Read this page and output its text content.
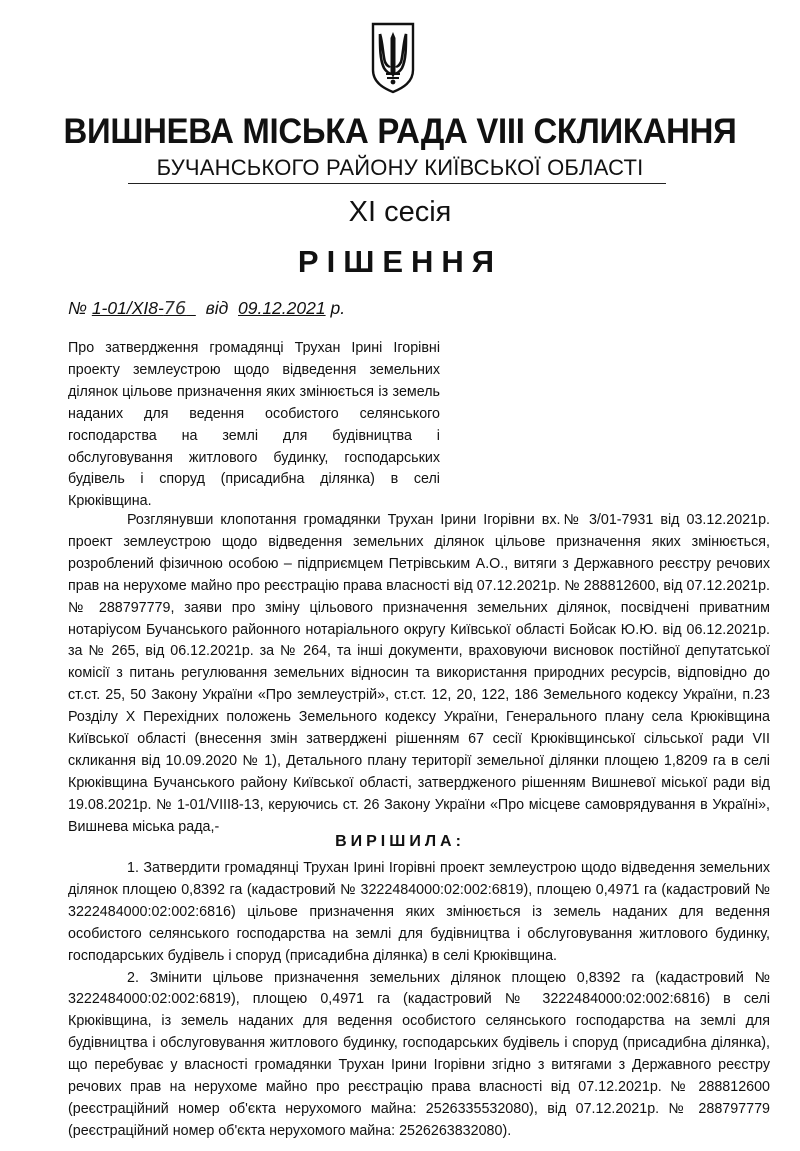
ВИШНЕВА МІСЬКА РАДА VIII СКЛИКАННЯ
БУЧАНСЬКОГО РАЙОНУ КИЇВСЬКОЇ ОБЛАСТІ
XI сесія
РІШЕННЯ
№ 1-01/XI8-76 від 09.12.2021 р.
Про затвердження громадянці Трухан Ірині Ігорівні проекту землеустрою щодо відведення земельних ділянок цільове призначення яких змінюється із земель наданих для ведення особистого селянського господарства на землі для будівництва і обслуговування житлового будинку, господарських будівель і споруд (присадибна ділянка) в селі Крюківщина.
Розглянувши клопотання громадянки Трухан Ірини Ігорівни вх.№ 3/01-7931 від 03.12.2021р. проект землеустрою щодо відведення земельних ділянок цільове призначення яких змінюється, розроблений фізичною особою – підприємцем Петрівським А.О., витяги з Державного реєстру речових прав на нерухоме майно про реєстрацію права власності від 07.12.2021р. № 288812600, від 07.12.2021р. № 288797779, заяви про зміну цільового призначення земельних ділянок, посвідчені приватним нотаріусом Бучанського районного нотаріального округу Київської області Бойсак Ю.Ю. від 06.12.2021р. за № 265, від 06.12.2021р. за № 264, та інші документи, враховуючи висновок постійної депутатської комісії з питань регулювання земельних відносин та використання природних ресурсів, відповідно до ст.ст. 25, 50 Закону України «Про землеустрій», ст.ст. 12, 20, 122, 186 Земельного кодексу України, п.23 Розділу X Перехідних положень Земельного кодексу України, Генерального плану села Крюківщина Київської області (внесення змін затверджені рішенням 67 сесії Крюківщинської сільської ради VII скликання від 10.09.2020 № 1), Детального плану території земельної ділянки площею 1,8209 га в селі Крюківщина Бучанського району Київської області, затвердженого рішенням Вишневої міської ради від 19.08.2021р. № 1-01/VIII8-13, керуючись ст. 26 Закону України «Про місцеве самоврядування в Україні», Вишнева міська рада,-
ВИРІШИЛА:

1. Затвердити громадянці Трухан Ірині Ігорівні проект землеустрою щодо відведення земельних ділянок площею 0,8392 га (кадастровий № 3222484000:02:002:6819), площею 0,4971 га (кадастровий № 3222484000:02:002:6816) цільове призначення яких змінюється із земель наданих для ведення особистого селянського господарства на землі для будівництва і обслуговування житлового будинку, господарських будівель і споруд (присадибна ділянка) в селі Крюківщина.

2. Змінити цільове призначення земельних ділянок площею 0,8392 га (кадастровий № 3222484000:02:002:6819), площею 0,4971 га (кадастровий № 3222484000:02:002:6816) в селі Крюківщина, із земель наданих для ведення особистого селянського господарства на землі для будівництва і обслуговування житлового будинку, господарських будівель і споруд (присадибна ділянка), що перебуває у власності громадянки Трухан Ірини Ігорівни згідно з витягами з Державного реєстру речових прав на нерухоме майно про реєстрацію права власності від 07.12.2021р. № 288812600 (реєстраційний номер об'єкта нерухомого майна: 2526335532080), від 07.12.2021р. № 288797779 (реєстраційний номер об'єкта нерухомого майна: 2526263832080).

What to produce
Go through the entries above and print each one exactly, minus the pictures.

Correct output
Read this page and output its text content.
ВИШНЕВА МІСЬКА РАДА VIII СКЛИКАННЯ
БУЧАНСЬКОГО РАЙОНУ КИЇВСЬКОЇ ОБЛАСТІ
XI сесія
РІШЕННЯ
№ 1-01/XI8-76 від 09.12.2021 р.
Про затвердження громадянці Трухан Ірині Ігорівні проекту землеустрою щодо відведення земельних ділянок цільове призначення яких змінюється із земель наданих для ведення особистого селянського господарства на землі для будівництва і обслуговування житлового будинку, господарських будівель і споруд (присадибна ділянка) в селі Крюківщина.
Розглянувши клопотання громадянки Трухан Ірини Ігорівни вх.№ 3/01-7931 від 03.12.2021р. проект землеустрою щодо відведення земельних ділянок цільове призначення яких змінюється, розроблений фізичною особою – підприємцем Петрівським А.О., витяги з Державного реєстру речових прав на нерухоме майно про реєстрацію права власності від 07.12.2021р. № 288812600, від 07.12.2021р. № 288797779, заяви про зміну цільового призначення земельних ділянок, посвідчені приватним нотаріусом Бучанського районного нотаріального округу Київської області Бойсак Ю.Ю. від 06.12.2021р. за № 265, від 06.12.2021р. за № 264, та інші документи, враховуючи висновок постійної депутатської комісії з питань регулювання земельних відносин та використання природних ресурсів, відповідно до ст.ст. 25, 50 Закону України «Про землеустрій», ст.ст. 12, 20, 122, 186 Земельного кодексу України, п.23 Розділу X Перехідних положень Земельного кодексу України, Генерального плану села Крюківщина Київської області (внесення змін затверджені рішенням 67 сесії Крюківщинської сільської ради VII скликання від 10.09.2020 № 1), Детального плану території земельної ділянки площею 1,8209 га в селі Крюківщина Бучанського району Київської області, затвердженого рішенням Вишневої міської ради від 19.08.2021р. № 1-01/VIII8-13, керуючись ст. 26 Закону України «Про місцеве самоврядування в Україні», Вишнева міська рада,-
ВИРІШИЛА:

1. Затвердити громадянці Трухан Ірині Ігорівні проект землеустрою щодо відведення земельних ділянок площею 0,8392 га (кадастровий № 3222484000:02:002:6819), площею 0,4971 га (кадастровий № 3222484000:02:002:6816) цільове призначення яких змінюється із земель наданих для ведення особистого селянського господарства на землі для будівництва і обслуговування житлового будинку, господарських будівель і споруд (присадибна ділянка) в селі Крюківщина.

2. Змінити цільове призначення земельних ділянок площею 0,8392 га (кадастровий № 3222484000:02:002:6819), площею 0,4971 га (кадастровий № 3222484000:02:002:6816) в селі Крюківщина, із земель наданих для ведення особистого селянського господарства на землі для будівництва і обслуговування житлового будинку, господарських будівель і споруд (присадибна ділянка), що перебуває у власності громадянки Трухан Ірини Ігорівни згідно з витягами з Державного реєстру речових прав на нерухоме майно про реєстрацію права власності від 07.12.2021р. № 288812600 (реєстраційний номер об'єкта нерухомого майна: 2526335532080), від 07.12.2021р. № 288797779 (реєстраційний номер об'єкта нерухомого майна: 2526263832080).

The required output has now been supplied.